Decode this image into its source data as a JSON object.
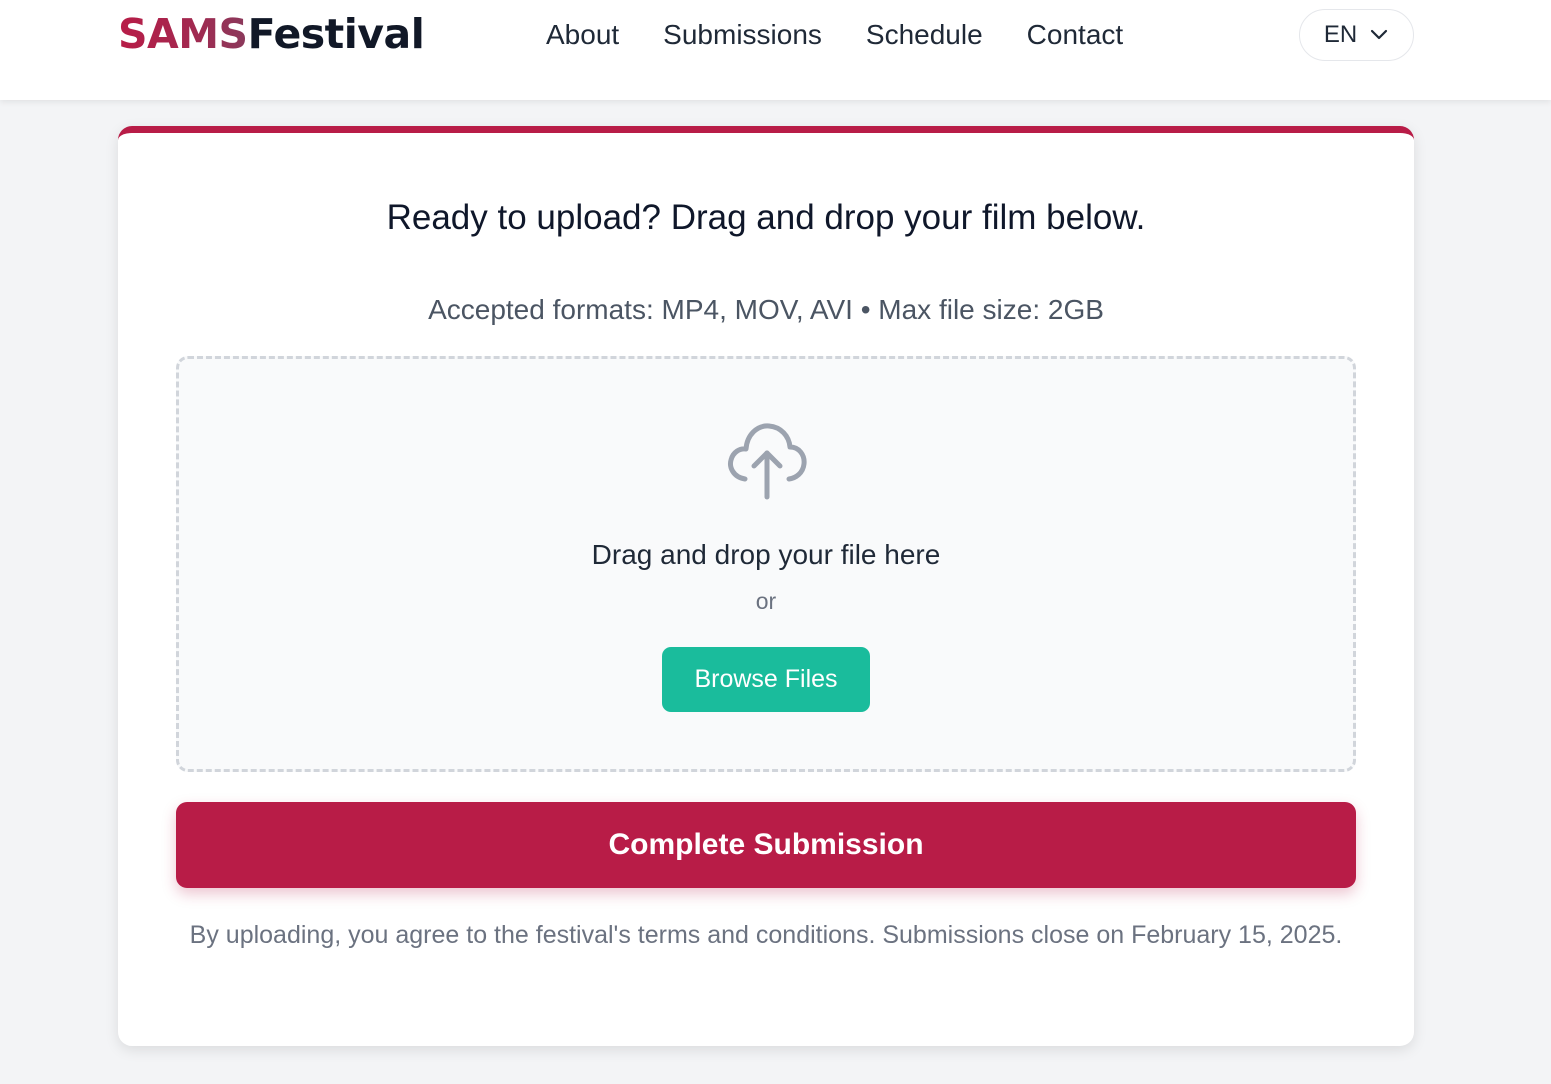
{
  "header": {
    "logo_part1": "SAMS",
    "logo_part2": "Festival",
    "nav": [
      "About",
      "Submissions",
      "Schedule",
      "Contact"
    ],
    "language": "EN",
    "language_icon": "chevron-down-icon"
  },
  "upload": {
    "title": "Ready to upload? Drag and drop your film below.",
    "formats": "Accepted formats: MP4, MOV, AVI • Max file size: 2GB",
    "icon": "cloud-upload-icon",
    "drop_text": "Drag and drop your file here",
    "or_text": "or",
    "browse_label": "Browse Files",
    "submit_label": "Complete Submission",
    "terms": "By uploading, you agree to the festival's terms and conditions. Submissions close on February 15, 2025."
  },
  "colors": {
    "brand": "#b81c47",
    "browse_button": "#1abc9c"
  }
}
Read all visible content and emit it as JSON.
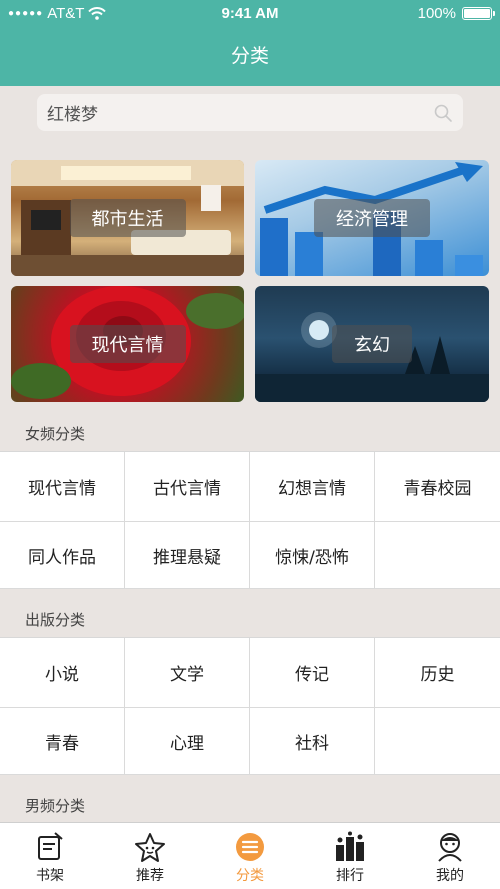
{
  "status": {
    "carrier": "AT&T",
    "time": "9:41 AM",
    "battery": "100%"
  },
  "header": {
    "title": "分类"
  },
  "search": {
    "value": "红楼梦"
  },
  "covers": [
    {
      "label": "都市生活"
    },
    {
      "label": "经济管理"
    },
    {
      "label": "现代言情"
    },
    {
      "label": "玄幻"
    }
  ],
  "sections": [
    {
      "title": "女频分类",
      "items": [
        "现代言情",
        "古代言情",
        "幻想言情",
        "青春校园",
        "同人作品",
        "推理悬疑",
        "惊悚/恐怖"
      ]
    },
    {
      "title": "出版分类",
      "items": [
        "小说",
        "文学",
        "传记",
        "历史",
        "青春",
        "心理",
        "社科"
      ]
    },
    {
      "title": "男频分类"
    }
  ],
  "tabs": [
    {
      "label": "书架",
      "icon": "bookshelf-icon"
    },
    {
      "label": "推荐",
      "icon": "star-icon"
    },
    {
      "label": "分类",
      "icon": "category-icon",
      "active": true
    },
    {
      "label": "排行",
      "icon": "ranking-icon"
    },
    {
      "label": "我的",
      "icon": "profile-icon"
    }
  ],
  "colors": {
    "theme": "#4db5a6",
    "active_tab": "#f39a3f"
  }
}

☆ ☆ ☆ ☆ ☆ ☆ ☆

▶ WHAT TO PRODUCE: Print all entries exactly. The images do not belong in the copy.

▶ TASK SOLUTION:
Decode this image into its source data as a JSON object.
{
  "header": {
    "logo_part1": "SAMS",
    "logo_part2": "Festival",
    "nav": [
      "About",
      "Submissions",
      "Schedule",
      "Contact"
    ],
    "language": "EN",
    "language_icon": "chevron-down-icon"
  },
  "upload": {
    "title": "Ready to upload? Drag and drop your film below.",
    "formats": "Accepted formats: MP4, MOV, AVI • Max file size: 2GB",
    "icon": "cloud-upload-icon",
    "drop_text": "Drag and drop your file here",
    "or_text": "or",
    "browse_label": "Browse Files",
    "submit_label": "Complete Submission",
    "terms": "By uploading, you agree to the festival's terms and conditions. Submissions close on February 15, 2025."
  },
  "colors": {
    "brand": "#b81c47",
    "browse_button": "#1abc9c"
  }
}
Read all visible content and emit it as JSON.
{
  "status": {
    "carrier": "AT&T",
    "time": "9:41 AM",
    "battery": "100%"
  },
  "header": {
    "title": "分类"
  },
  "search": {
    "value": "红楼梦"
  },
  "covers": [
    {
      "label": "都市生活"
    },
    {
      "label": "经济管理"
    },
    {
      "label": "现代言情"
    },
    {
      "label": "玄幻"
    }
  ],
  "sections": [
    {
      "title": "女频分类",
      "items": [
        "现代言情",
        "古代言情",
        "幻想言情",
        "青春校园",
        "同人作品",
        "推理悬疑",
        "惊悚/恐怖"
      ]
    },
    {
      "title": "出版分类",
      "items": [
        "小说",
        "文学",
        "传记",
        "历史",
        "青春",
        "心理",
        "社科"
      ]
    },
    {
      "title": "男频分类"
    }
  ],
  "tabs": [
    {
      "label": "书架",
      "icon": "bookshelf-icon"
    },
    {
      "label": "推荐",
      "icon": "star-icon"
    },
    {
      "label": "分类",
      "icon": "category-icon",
      "active": true
    },
    {
      "label": "排行",
      "icon": "ranking-icon"
    },
    {
      "label": "我的",
      "icon": "profile-icon"
    }
  ],
  "colors": {
    "theme": "#4db5a6",
    "active_tab": "#f39a3f"
  }
}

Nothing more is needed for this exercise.